(Data records):
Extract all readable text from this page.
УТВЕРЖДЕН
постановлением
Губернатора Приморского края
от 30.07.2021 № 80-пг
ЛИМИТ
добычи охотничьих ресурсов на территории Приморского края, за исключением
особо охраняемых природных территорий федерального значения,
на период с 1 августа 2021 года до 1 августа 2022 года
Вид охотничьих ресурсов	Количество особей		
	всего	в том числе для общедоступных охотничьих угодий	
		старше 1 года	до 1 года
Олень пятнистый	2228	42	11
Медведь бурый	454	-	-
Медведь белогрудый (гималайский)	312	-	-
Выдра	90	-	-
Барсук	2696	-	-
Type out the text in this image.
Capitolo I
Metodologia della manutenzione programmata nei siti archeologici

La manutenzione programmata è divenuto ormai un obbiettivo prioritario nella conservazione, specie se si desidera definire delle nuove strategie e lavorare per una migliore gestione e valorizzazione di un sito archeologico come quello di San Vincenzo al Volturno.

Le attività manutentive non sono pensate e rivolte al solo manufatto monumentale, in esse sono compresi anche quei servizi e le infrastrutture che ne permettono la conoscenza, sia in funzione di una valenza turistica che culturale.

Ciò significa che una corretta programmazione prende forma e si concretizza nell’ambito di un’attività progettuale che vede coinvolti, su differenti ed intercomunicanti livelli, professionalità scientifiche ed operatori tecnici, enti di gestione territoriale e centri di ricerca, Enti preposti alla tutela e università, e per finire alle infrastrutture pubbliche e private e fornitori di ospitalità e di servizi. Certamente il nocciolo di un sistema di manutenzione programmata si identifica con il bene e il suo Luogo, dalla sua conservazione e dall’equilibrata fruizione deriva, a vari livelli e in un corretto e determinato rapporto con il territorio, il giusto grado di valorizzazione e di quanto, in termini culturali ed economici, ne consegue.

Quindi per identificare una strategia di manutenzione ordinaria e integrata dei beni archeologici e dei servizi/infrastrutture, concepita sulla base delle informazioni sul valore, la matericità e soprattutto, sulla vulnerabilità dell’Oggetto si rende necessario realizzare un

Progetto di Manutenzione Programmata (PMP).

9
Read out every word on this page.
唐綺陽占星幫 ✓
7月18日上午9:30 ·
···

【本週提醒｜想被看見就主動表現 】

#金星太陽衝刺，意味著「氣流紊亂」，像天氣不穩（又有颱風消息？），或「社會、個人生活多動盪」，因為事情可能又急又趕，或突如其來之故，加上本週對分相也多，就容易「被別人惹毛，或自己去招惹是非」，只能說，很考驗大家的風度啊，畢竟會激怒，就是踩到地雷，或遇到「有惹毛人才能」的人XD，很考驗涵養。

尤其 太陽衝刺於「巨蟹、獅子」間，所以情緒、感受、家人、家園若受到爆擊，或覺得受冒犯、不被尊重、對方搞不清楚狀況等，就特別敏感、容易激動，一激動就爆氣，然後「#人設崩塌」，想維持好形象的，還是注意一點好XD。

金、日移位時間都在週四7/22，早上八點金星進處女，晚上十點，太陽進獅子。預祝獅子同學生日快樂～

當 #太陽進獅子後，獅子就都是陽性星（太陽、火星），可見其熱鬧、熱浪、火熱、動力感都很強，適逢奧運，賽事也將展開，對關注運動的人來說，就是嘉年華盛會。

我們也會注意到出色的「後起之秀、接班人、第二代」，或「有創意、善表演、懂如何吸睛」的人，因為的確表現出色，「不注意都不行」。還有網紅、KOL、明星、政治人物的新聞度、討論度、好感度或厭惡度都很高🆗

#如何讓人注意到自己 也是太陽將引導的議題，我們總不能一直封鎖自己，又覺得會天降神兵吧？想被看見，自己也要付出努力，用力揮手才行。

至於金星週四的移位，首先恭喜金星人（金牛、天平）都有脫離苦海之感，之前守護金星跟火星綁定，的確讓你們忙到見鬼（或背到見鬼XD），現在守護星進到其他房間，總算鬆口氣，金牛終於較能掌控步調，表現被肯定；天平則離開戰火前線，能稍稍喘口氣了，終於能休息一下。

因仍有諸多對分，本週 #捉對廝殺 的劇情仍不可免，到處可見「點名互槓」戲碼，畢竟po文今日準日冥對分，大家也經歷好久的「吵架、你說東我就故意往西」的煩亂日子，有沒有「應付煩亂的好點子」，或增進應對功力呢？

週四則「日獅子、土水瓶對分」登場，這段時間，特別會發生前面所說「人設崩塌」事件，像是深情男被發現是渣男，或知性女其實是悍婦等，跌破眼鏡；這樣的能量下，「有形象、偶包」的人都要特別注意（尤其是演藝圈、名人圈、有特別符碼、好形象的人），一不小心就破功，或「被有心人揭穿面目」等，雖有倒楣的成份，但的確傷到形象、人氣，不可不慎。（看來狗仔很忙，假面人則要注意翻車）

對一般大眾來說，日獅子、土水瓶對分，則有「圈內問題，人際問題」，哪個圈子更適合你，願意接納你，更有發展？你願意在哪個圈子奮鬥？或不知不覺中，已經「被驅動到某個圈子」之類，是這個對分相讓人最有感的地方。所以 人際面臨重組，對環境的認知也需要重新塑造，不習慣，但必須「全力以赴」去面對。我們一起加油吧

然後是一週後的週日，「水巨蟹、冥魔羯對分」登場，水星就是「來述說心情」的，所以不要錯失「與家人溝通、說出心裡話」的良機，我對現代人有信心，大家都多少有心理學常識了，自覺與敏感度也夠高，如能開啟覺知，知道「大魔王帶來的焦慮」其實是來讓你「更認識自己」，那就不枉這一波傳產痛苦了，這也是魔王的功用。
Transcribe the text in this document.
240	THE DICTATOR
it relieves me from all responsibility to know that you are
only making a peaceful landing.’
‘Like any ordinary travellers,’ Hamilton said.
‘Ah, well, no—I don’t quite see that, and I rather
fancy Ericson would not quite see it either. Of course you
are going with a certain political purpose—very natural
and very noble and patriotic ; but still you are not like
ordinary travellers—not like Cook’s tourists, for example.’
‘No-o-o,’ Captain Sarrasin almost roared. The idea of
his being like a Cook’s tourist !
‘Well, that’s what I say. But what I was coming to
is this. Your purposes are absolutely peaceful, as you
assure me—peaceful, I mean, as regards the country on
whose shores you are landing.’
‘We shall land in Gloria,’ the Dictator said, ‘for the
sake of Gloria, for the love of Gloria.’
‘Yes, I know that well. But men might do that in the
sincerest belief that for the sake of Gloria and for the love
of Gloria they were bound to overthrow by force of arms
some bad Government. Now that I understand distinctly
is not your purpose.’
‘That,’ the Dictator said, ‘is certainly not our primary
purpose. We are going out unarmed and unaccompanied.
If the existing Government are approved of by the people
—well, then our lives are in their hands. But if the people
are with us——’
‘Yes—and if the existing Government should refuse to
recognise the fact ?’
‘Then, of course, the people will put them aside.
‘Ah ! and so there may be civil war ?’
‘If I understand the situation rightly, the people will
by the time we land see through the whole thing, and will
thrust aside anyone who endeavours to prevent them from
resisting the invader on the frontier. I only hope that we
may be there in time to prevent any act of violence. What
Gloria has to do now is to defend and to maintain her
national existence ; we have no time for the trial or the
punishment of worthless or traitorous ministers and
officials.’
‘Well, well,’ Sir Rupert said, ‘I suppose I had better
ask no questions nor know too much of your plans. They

(Aim of the exercise): Copy the material above back out, exactly as written.

(Final result):
Extract all readable text from this page.
УТВЕРЖДЕН
постановлением
Губернатора Приморского края
от 30.07.2021 № 80-пг
ЛИМИТ
добычи охотничьих ресурсов на территории Приморского края, за исключением
особо охраняемых природных территорий федерального значения,
на период с 1 августа 2021 года до 1 августа 2022 года
Вид охотничьих ресурсов	Количество особей		
	всего	в том числе для общедоступных охотничьих угодий	
		старше 1 года	до 1 года
Олень пятнистый	2228	42	11
Медведь бурый	454	-	-
Медведь белогрудый (гималайский)	312	-	-
Выдра	90	-	-
Барсук	2696	-	-
Type out the text in this image.
Capitolo I
Metodologia della manutenzione programmata nei siti archeologici

La manutenzione programmata è divenuto ormai un obbiettivo prioritario nella conservazione, specie se si desidera definire delle nuove strategie e lavorare per una migliore gestione e valorizzazione di un sito archeologico come quello di San Vincenzo al Volturno.

Le attività manutentive non sono pensate e rivolte al solo manufatto monumentale, in esse sono compresi anche quei servizi e le infrastrutture che ne permettono la conoscenza, sia in funzione di una valenza turistica che culturale.

Ciò significa che una corretta programmazione prende forma e si concretizza nell’ambito di un’attività progettuale che vede coinvolti, su differenti ed intercomunicanti livelli, professionalità scientifiche ed operatori tecnici, enti di gestione territoriale e centri di ricerca, Enti preposti alla tutela e università, e per finire alle infrastrutture pubbliche e private e fornitori di ospitalità e di servizi. Certamente il nocciolo di un sistema di manutenzione programmata si identifica con il bene e il suo Luogo, dalla sua conservazione e dall’equilibrata fruizione deriva, a vari livelli e in un corretto e determinato rapporto con il territorio, il giusto grado di valorizzazione e di quanto, in termini culturali ed economici, ne consegue.

Quindi per identificare una strategia di manutenzione ordinaria e integrata dei beni archeologici e dei servizi/infrastrutture, concepita sulla base delle informazioni sul valore, la matericità e soprattutto, sulla vulnerabilità dell’Oggetto si rende necessario realizzare un

Progetto di Manutenzione Programmata (PMP).

9
Read out every word on this page.
唐綺陽占星幫 ✓
7月18日上午9:30 ·
···

【本週提醒｜想被看見就主動表現 】

#金星太陽衝刺，意味著「氣流紊亂」，像天氣不穩（又有颱風消息？），或「社會、個人生活多動盪」，因為事情可能又急又趕，或突如其來之故，加上本週對分相也多，就容易「被別人惹毛，或自己去招惹是非」，只能說，很考驗大家的風度啊，畢竟會激怒，就是踩到地雷，或遇到「有惹毛人才能」的人XD，很考驗涵養。

尤其 太陽衝刺於「巨蟹、獅子」間，所以情緒、感受、家人、家園若受到爆擊，或覺得受冒犯、不被尊重、對方搞不清楚狀況等，就特別敏感、容易激動，一激動就爆氣，然後「#人設崩塌」，想維持好形象的，還是注意一點好XD。

金、日移位時間都在週四7/22，早上八點金星進處女，晚上十點，太陽進獅子。預祝獅子同學生日快樂～

當 #太陽進獅子後，獅子就都是陽性星（太陽、火星），可見其熱鬧、熱浪、火熱、動力感都很強，適逢奧運，賽事也將展開，對關注運動的人來說，就是嘉年華盛會。

我們也會注意到出色的「後起之秀、接班人、第二代」，或「有創意、善表演、懂如何吸睛」的人，因為的確表現出色，「不注意都不行」。還有網紅、KOL、明星、政治人物的新聞度、討論度、好感度或厭惡度都很高🆗

#如何讓人注意到自己 也是太陽將引導的議題，我們總不能一直封鎖自己，又覺得會天降神兵吧？想被看見，自己也要付出努力，用力揮手才行。

至於金星週四的移位，首先恭喜金星人（金牛、天平）都有脫離苦海之感，之前守護金星跟火星綁定，的確讓你們忙到見鬼（或背到見鬼XD），現在守護星進到其他房間，總算鬆口氣，金牛終於較能掌控步調，表現被肯定；天平則離開戰火前線，能稍稍喘口氣了，終於能休息一下。

因仍有諸多對分，本週 #捉對廝殺 的劇情仍不可免，到處可見「點名互槓」戲碼，畢竟po文今日準日冥對分，大家也經歷好久的「吵架、你說東我就故意往西」的煩亂日子，有沒有「應付煩亂的好點子」，或增進應對功力呢？

週四則「日獅子、土水瓶對分」登場，這段時間，特別會發生前面所說「人設崩塌」事件，像是深情男被發現是渣男，或知性女其實是悍婦等，跌破眼鏡；這樣的能量下，「有形象、偶包」的人都要特別注意（尤其是演藝圈、名人圈、有特別符碼、好形象的人），一不小心就破功，或「被有心人揭穿面目」等，雖有倒楣的成份，但的確傷到形象、人氣，不可不慎。（看來狗仔很忙，假面人則要注意翻車）

對一般大眾來說，日獅子、土水瓶對分，則有「圈內問題，人際問題」，哪個圈子更適合你，願意接納你，更有發展？你願意在哪個圈子奮鬥？或不知不覺中，已經「被驅動到某個圈子」之類，是這個對分相讓人最有感的地方。所以 人際面臨重組，對環境的認知也需要重新塑造，不習慣，但必須「全力以赴」去面對。我們一起加油吧

然後是一週後的週日，「水巨蟹、冥魔羯對分」登場，水星就是「來述說心情」的，所以不要錯失「與家人溝通、說出心裡話」的良機，我對現代人有信心，大家都多少有心理學常識了，自覺與敏感度也夠高，如能開啟覺知，知道「大魔王帶來的焦慮」其實是來讓你「更認識自己」，那就不枉這一波傳產痛苦了，這也是魔王的功用。
Transcribe the text in this document.
240	THE DICTATOR
it relieves me from all responsibility to know that you are
only making a peaceful landing.’
‘Like any ordinary travellers,’ Hamilton said.
‘Ah, well, no—I don’t quite see that, and I rather
fancy Ericson would not quite see it either. Of course you
are going with a certain political purpose—very natural
and very noble and patriotic ; but still you are not like
ordinary travellers—not like Cook’s tourists, for example.’
‘No-o-o,’ Captain Sarrasin almost roared. The idea of
his being like a Cook’s tourist !
‘Well, that’s what I say. But what I was coming to
is this. Your purposes are absolutely peaceful, as you
assure me—peaceful, I mean, as regards the country on
whose shores you are landing.’
‘We shall land in Gloria,’ the Dictator said, ‘for the
sake of Gloria, for the love of Gloria.’
‘Yes, I know that well. But men might do that in the
sincerest belief that for the sake of Gloria and for the love
of Gloria they were bound to overthrow by force of arms
some bad Government. Now that I understand distinctly
is not your purpose.’
‘That,’ the Dictator said, ‘is certainly not our primary
purpose. We are going out unarmed and unaccompanied.
If the existing Government are approved of by the people
—well, then our lives are in their hands. But if the people
are with us——’
‘Yes—and if the existing Government should refuse to
recognise the fact ?’
‘Then, of course, the people will put them aside.
‘Ah ! and so there may be civil war ?’
‘If I understand the situation rightly, the people will
by the time we land see through the whole thing, and will
thrust aside anyone who endeavours to prevent them from
resisting the invader on the frontier. I only hope that we
may be there in time to prevent any act of violence. What
Gloria has to do now is to defend and to maintain her
national existence ; we have no time for the trial or the
punishment of worthless or traitorous ministers and
officials.’
‘Well, well,’ Sir Rupert said, ‘I suppose I had better
ask no questions nor know too much of your plans. They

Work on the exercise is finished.